▶ [Aim of the exercise]: Repeat exactly the stretch of lines that starts with the one containing "Transcribe this image's" and ends with the last line of the material. Leave out pictures.

▶ [Stored rows]:
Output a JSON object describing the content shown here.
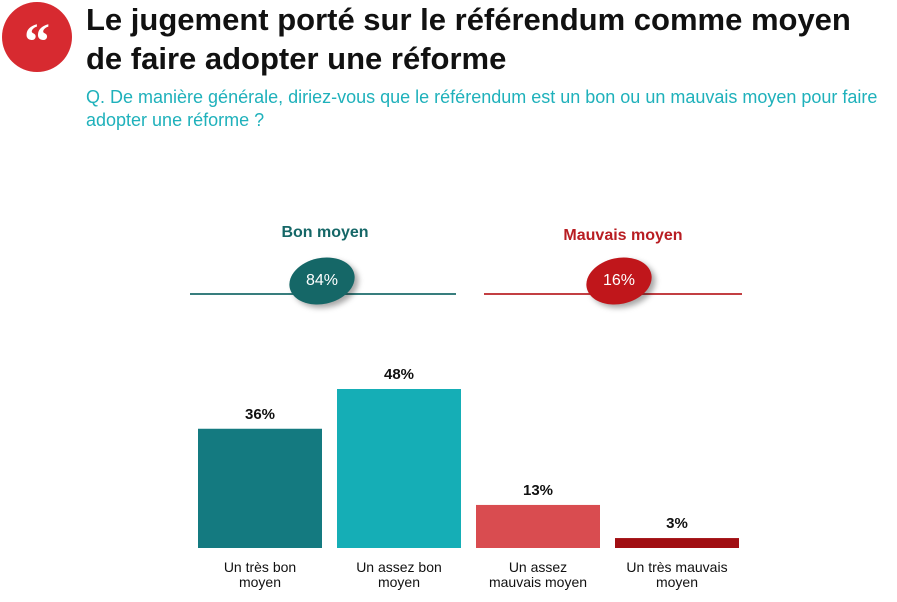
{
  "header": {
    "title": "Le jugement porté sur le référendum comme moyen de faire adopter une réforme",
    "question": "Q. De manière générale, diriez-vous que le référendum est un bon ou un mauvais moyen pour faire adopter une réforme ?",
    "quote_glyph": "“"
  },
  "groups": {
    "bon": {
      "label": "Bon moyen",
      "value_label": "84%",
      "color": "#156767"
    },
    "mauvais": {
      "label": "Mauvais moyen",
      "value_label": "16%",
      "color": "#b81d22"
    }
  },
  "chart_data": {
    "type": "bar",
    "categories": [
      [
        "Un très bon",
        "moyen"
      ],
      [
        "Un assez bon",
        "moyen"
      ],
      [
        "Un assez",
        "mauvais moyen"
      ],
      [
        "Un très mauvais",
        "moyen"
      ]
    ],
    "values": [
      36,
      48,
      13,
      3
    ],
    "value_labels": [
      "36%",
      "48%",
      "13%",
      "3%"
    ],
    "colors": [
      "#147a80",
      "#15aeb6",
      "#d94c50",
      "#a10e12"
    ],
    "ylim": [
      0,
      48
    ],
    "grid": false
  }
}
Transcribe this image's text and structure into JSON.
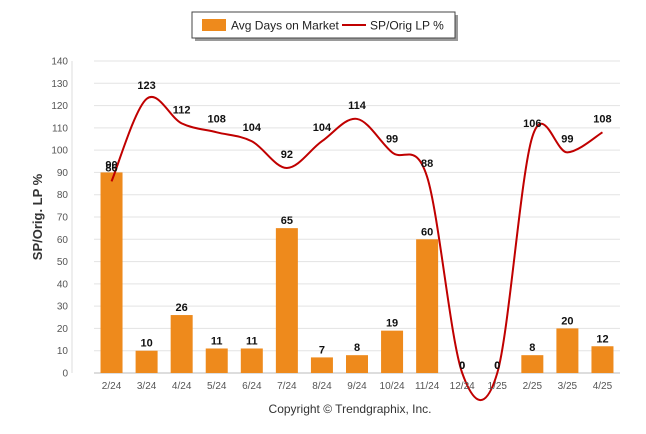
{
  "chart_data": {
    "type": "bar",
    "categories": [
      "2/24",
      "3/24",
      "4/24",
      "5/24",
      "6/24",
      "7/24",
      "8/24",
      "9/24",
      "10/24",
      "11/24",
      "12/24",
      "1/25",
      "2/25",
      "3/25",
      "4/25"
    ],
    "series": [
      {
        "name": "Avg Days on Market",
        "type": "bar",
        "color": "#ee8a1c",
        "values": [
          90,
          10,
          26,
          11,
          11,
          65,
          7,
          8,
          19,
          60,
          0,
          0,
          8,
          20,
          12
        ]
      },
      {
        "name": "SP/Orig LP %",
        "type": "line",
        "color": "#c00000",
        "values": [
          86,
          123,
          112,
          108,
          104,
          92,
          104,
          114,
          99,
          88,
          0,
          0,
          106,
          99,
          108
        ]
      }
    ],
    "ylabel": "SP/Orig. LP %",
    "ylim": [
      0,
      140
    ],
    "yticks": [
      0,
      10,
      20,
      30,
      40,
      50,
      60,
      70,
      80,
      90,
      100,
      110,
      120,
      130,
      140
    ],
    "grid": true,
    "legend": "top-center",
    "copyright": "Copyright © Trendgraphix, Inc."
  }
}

▶ [The answer]:
Transcribe this image's text and structure into JSON.
{
  "chart_data": {
    "type": "bar",
    "categories": [
      "2/24",
      "3/24",
      "4/24",
      "5/24",
      "6/24",
      "7/24",
      "8/24",
      "9/24",
      "10/24",
      "11/24",
      "12/24",
      "1/25",
      "2/25",
      "3/25",
      "4/25"
    ],
    "series": [
      {
        "name": "Avg Days on Market",
        "type": "bar",
        "color": "#ee8a1c",
        "values": [
          90,
          10,
          26,
          11,
          11,
          65,
          7,
          8,
          19,
          60,
          0,
          0,
          8,
          20,
          12
        ]
      },
      {
        "name": "SP/Orig LP %",
        "type": "line",
        "color": "#c00000",
        "values": [
          86,
          123,
          112,
          108,
          104,
          92,
          104,
          114,
          99,
          88,
          0,
          0,
          106,
          99,
          108
        ]
      }
    ],
    "ylabel": "SP/Orig. LP %",
    "ylim": [
      0,
      140
    ],
    "yticks": [
      0,
      10,
      20,
      30,
      40,
      50,
      60,
      70,
      80,
      90,
      100,
      110,
      120,
      130,
      140
    ],
    "grid": true,
    "legend": "top-center",
    "copyright": "Copyright © Trendgraphix, Inc."
  }
}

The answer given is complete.